Stored items
(begin)
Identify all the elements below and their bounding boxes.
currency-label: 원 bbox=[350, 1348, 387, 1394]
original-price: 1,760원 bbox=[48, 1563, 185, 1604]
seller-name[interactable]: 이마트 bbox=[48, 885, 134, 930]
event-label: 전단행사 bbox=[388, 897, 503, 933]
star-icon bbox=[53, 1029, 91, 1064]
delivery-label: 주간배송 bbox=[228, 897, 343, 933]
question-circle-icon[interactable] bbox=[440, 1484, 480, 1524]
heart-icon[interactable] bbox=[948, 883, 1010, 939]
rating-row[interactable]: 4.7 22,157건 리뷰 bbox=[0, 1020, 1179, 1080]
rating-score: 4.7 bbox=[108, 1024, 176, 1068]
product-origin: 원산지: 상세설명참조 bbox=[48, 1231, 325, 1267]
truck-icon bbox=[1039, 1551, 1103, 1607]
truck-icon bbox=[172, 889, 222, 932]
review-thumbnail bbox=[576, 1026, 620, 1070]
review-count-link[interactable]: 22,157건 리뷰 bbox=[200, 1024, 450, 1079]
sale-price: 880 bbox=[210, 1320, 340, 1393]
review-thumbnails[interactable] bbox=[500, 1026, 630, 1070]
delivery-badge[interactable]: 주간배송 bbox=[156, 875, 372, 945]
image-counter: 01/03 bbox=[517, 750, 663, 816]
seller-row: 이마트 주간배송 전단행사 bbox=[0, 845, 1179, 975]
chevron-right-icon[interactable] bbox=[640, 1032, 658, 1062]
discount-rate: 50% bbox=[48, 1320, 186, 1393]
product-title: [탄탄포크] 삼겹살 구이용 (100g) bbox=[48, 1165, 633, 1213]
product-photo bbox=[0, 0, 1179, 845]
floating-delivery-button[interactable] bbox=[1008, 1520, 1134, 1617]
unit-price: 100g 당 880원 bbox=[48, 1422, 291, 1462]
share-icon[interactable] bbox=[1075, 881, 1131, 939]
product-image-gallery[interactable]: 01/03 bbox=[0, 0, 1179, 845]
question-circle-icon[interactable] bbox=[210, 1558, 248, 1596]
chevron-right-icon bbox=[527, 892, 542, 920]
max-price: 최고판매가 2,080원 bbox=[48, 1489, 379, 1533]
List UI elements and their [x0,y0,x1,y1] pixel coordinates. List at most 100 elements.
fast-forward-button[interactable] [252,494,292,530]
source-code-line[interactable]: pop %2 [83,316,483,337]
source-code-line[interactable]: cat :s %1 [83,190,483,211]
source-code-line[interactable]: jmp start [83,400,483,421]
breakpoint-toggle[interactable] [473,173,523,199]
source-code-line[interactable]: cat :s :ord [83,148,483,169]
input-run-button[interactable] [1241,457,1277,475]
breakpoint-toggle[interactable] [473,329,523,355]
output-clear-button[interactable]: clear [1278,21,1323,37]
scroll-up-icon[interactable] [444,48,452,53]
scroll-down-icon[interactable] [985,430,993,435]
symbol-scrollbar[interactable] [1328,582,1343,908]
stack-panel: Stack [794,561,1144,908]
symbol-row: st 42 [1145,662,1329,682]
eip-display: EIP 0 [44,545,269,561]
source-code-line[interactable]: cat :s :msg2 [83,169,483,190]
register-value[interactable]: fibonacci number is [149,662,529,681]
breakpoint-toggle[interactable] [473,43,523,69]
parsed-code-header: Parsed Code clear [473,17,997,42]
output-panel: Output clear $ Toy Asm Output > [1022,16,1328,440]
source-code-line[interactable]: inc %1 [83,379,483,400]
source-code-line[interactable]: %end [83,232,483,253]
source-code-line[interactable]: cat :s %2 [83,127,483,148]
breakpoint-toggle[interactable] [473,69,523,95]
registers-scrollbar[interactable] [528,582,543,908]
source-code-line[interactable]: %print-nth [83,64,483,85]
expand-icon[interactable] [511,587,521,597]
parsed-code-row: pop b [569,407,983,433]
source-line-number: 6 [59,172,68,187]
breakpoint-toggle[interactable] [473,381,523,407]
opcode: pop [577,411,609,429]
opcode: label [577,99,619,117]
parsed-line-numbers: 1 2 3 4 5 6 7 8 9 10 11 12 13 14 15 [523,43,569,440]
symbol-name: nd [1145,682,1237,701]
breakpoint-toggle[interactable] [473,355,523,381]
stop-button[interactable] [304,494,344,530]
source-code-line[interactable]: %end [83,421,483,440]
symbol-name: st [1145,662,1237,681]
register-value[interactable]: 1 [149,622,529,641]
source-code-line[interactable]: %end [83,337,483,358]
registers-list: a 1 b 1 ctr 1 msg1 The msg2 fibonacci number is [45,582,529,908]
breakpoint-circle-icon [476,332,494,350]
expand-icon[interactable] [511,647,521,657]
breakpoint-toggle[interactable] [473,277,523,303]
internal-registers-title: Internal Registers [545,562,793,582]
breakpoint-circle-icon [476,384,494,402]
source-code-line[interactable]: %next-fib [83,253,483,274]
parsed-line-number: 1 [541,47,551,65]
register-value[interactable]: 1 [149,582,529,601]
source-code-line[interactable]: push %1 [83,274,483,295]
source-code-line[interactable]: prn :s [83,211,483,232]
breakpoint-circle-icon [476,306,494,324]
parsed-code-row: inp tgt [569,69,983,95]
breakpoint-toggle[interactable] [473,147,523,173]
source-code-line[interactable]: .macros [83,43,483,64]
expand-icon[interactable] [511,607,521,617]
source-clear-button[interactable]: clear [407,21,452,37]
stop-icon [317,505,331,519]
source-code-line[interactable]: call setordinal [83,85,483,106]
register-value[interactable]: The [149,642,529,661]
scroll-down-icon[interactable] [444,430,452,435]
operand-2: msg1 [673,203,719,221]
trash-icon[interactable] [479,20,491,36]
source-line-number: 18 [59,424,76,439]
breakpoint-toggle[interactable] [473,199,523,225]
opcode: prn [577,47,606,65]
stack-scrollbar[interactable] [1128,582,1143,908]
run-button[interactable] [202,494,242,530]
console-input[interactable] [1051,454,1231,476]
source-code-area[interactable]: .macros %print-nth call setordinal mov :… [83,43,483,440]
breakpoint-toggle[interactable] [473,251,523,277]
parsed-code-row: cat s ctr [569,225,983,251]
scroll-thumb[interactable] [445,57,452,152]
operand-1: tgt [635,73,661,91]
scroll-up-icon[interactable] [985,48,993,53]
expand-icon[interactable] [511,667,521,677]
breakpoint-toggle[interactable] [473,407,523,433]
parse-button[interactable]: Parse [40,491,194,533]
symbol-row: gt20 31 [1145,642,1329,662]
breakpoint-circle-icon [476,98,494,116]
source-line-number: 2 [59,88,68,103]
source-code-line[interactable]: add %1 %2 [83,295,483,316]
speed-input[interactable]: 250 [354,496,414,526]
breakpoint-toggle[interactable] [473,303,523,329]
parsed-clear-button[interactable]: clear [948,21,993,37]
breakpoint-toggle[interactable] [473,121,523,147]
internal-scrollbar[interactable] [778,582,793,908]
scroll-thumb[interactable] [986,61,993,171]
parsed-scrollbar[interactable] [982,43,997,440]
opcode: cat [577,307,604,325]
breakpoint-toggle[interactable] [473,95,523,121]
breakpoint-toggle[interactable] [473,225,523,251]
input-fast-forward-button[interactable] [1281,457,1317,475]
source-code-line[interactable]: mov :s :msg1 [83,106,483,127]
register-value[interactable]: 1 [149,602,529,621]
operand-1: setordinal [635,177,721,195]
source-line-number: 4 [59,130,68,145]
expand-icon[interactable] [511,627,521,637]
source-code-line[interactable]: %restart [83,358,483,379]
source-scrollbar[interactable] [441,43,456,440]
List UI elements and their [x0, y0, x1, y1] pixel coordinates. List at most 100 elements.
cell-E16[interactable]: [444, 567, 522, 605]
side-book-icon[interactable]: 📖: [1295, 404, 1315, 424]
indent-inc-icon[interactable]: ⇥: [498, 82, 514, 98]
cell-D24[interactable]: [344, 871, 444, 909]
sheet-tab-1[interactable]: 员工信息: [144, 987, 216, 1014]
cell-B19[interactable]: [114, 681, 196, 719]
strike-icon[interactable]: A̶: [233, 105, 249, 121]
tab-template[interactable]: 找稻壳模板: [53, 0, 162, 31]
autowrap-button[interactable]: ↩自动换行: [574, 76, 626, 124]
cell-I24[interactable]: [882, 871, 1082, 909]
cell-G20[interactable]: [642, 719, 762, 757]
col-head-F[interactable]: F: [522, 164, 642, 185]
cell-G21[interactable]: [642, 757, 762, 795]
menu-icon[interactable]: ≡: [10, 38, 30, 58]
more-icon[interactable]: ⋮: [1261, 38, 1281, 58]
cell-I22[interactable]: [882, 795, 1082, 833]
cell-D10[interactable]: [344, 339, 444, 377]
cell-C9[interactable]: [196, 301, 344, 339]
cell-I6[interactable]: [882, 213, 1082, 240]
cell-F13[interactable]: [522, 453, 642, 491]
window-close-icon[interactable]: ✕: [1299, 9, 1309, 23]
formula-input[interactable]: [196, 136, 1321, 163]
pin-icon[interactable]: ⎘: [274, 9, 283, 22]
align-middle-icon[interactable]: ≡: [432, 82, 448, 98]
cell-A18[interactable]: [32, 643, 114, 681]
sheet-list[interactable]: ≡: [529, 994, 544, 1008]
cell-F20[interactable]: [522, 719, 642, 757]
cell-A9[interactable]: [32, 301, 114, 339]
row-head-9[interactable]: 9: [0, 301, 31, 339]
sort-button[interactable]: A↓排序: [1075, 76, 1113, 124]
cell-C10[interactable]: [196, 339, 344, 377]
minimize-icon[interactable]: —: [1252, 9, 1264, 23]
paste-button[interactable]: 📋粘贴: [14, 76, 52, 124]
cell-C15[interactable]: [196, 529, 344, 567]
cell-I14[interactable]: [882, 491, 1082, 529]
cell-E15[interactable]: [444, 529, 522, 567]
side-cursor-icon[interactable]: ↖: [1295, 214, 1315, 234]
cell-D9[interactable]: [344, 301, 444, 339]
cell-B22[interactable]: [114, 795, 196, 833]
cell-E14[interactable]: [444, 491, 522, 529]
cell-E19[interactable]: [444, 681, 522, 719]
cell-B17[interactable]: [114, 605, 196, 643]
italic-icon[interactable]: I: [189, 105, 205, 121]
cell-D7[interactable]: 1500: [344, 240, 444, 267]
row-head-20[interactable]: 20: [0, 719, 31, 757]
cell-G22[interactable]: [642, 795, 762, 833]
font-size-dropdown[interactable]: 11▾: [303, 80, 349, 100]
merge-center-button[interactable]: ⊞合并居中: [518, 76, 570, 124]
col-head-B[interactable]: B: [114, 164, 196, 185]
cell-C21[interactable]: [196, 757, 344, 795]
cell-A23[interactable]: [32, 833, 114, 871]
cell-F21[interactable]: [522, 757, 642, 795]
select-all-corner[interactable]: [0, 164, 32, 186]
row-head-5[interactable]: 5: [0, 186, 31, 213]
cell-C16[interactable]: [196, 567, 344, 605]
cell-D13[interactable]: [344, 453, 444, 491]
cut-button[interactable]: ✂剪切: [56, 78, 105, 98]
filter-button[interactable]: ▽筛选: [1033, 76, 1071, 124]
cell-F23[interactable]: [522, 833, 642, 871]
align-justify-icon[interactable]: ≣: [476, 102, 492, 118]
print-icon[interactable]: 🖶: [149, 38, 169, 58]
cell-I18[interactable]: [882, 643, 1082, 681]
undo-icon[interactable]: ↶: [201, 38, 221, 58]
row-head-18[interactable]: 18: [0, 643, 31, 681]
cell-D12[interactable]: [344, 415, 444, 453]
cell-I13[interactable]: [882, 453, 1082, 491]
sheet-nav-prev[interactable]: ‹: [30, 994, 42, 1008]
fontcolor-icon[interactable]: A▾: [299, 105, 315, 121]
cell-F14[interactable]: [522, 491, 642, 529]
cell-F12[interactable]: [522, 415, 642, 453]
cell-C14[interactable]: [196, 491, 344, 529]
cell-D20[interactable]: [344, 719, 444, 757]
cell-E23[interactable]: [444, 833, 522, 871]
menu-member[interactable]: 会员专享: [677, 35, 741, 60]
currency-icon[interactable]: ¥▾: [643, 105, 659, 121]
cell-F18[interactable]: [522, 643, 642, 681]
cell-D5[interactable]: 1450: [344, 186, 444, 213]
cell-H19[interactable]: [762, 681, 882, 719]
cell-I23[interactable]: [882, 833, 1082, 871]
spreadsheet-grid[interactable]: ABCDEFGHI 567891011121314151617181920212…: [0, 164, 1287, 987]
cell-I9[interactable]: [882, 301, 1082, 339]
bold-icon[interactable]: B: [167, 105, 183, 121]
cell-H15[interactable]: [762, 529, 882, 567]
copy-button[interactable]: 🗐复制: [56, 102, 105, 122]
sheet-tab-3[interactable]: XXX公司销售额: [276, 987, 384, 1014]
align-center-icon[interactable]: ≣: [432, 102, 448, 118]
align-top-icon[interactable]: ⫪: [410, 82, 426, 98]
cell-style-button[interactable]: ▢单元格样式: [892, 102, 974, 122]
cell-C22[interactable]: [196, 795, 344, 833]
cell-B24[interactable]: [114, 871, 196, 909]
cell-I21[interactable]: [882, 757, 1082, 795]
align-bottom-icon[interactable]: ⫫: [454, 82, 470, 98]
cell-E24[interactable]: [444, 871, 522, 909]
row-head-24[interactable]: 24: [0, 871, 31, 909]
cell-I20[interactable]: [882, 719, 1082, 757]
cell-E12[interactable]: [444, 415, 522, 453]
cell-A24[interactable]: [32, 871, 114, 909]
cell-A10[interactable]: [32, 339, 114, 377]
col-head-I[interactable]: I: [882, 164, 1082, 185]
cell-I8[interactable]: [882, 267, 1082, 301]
(end)
**Work to complete:** Reproduce word for word every line of the records, starting with the very first line and going on through the line that contains "discount-rate: 50% bbox=[48, 1320, 186, 1393]", with that line included.

**Exercise solution:**
Identify all the elements below and their bounding boxes.
currency-label: 원 bbox=[350, 1348, 387, 1394]
original-price: 1,760원 bbox=[48, 1563, 185, 1604]
seller-name[interactable]: 이마트 bbox=[48, 885, 134, 930]
event-label: 전단행사 bbox=[388, 897, 503, 933]
star-icon bbox=[53, 1029, 91, 1064]
delivery-label: 주간배송 bbox=[228, 897, 343, 933]
question-circle-icon[interactable] bbox=[440, 1484, 480, 1524]
heart-icon[interactable] bbox=[948, 883, 1010, 939]
rating-row[interactable]: 4.7 22,157건 리뷰 bbox=[0, 1020, 1179, 1080]
rating-score: 4.7 bbox=[108, 1024, 176, 1068]
product-origin: 원산지: 상세설명참조 bbox=[48, 1231, 325, 1267]
truck-icon bbox=[1039, 1551, 1103, 1607]
truck-icon bbox=[172, 889, 222, 932]
review-thumbnail bbox=[576, 1026, 620, 1070]
review-count-link[interactable]: 22,157건 리뷰 bbox=[200, 1024, 450, 1079]
sale-price: 880 bbox=[210, 1320, 340, 1393]
review-thumbnails[interactable] bbox=[500, 1026, 630, 1070]
delivery-badge[interactable]: 주간배송 bbox=[156, 875, 372, 945]
image-counter: 01/03 bbox=[517, 750, 663, 816]
seller-row: 이마트 주간배송 전단행사 bbox=[0, 845, 1179, 975]
chevron-right-icon[interactable] bbox=[640, 1032, 658, 1062]
discount-rate: 50% bbox=[48, 1320, 186, 1393]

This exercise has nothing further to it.